SHORT PROBLEM:
How many lines in these records hold the string "displayed"? Reply with the number alone.

GIVEN INFORMATION:
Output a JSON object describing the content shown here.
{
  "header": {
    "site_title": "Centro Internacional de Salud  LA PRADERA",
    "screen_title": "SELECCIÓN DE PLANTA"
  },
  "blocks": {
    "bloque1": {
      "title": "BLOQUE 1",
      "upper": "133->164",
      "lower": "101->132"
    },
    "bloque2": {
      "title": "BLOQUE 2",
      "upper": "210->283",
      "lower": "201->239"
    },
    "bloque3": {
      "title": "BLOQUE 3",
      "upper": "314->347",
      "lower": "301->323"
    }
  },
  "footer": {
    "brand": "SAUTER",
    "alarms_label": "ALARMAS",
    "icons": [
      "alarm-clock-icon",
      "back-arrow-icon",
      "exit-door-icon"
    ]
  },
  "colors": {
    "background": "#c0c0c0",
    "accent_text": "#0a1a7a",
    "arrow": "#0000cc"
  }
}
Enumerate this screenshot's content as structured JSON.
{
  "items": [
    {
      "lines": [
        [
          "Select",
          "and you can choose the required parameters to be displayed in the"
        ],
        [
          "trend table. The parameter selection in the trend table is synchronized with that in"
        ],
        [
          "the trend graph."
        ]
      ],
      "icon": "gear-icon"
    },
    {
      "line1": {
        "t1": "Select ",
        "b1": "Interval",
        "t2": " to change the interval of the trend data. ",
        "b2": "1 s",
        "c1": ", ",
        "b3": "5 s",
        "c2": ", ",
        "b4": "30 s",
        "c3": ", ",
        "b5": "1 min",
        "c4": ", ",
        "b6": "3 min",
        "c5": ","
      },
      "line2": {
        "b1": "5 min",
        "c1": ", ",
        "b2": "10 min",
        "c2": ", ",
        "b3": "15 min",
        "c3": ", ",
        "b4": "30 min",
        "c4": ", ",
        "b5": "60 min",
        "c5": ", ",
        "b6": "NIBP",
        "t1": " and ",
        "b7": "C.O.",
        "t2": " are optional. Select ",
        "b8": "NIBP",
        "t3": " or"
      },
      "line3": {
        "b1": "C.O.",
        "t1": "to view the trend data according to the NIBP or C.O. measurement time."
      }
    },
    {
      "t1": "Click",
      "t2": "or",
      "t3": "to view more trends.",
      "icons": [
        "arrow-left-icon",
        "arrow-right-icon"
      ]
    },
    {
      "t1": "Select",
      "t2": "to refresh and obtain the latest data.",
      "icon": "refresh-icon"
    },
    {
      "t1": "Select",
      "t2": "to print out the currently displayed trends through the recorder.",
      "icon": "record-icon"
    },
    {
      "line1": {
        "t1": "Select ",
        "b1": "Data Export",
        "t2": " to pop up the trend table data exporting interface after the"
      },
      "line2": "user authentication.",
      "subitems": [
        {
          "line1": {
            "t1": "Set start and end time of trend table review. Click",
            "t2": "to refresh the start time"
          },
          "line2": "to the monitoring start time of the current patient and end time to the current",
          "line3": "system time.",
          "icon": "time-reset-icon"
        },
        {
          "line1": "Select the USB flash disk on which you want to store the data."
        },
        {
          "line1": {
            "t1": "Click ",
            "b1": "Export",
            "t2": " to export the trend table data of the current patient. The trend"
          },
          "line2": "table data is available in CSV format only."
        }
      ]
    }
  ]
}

EXPECTED ANSWER:
2